Short task
Give the number of lines in the records below that include "JSON". Reply with that number alone.

Data listing
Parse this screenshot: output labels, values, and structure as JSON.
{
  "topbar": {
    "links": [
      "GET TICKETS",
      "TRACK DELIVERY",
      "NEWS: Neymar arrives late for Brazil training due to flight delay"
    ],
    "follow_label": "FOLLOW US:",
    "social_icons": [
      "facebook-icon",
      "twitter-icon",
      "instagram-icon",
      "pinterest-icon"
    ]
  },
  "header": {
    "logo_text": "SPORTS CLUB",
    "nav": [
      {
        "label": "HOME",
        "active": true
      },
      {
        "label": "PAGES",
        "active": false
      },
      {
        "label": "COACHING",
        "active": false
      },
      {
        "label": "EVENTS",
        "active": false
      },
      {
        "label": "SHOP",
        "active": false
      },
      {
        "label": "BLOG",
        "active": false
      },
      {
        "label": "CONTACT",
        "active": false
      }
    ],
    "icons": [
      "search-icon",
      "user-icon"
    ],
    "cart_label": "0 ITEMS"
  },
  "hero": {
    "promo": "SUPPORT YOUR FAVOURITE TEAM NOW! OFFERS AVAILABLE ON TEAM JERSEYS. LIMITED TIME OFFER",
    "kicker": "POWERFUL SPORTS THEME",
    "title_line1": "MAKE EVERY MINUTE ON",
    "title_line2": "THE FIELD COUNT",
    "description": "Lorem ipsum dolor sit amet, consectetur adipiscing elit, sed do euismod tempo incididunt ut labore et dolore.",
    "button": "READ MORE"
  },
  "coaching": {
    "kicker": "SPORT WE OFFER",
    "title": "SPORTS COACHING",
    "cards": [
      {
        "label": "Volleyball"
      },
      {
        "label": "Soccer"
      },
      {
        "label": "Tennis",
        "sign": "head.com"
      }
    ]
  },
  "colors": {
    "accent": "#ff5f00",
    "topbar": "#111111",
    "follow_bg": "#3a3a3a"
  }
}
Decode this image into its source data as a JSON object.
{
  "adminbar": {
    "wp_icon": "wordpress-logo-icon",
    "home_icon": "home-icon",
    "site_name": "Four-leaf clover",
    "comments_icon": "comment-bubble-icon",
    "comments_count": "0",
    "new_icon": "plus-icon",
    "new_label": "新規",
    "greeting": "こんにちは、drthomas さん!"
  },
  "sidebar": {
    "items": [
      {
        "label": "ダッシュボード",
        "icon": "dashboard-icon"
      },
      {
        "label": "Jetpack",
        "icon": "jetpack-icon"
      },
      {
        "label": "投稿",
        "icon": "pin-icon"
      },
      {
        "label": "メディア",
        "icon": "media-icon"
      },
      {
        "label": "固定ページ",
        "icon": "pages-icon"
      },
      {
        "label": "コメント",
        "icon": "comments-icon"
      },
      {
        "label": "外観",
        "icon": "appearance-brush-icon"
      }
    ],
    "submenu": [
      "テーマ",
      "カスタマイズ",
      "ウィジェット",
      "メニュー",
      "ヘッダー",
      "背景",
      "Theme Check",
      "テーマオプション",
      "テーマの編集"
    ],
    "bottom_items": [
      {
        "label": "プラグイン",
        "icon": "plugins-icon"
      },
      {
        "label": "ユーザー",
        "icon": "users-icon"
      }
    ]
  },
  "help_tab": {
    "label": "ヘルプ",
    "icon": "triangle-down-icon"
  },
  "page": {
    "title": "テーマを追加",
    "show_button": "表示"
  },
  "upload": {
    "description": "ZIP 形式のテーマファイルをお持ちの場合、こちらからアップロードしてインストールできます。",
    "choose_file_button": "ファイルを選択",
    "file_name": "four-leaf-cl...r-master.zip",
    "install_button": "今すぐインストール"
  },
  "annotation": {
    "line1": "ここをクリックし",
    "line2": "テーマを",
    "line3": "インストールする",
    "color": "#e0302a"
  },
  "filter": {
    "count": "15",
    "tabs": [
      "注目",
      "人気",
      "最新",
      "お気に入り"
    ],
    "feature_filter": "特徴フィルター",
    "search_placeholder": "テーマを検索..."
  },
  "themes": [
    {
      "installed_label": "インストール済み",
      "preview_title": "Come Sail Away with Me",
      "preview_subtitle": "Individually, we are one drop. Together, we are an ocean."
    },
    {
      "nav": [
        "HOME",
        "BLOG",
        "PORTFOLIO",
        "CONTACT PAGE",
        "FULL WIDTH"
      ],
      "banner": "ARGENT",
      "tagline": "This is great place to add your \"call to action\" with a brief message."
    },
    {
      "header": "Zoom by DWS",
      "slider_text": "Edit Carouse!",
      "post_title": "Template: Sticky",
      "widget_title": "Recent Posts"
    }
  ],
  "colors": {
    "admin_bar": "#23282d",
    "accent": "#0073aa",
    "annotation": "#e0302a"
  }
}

Problem solution
2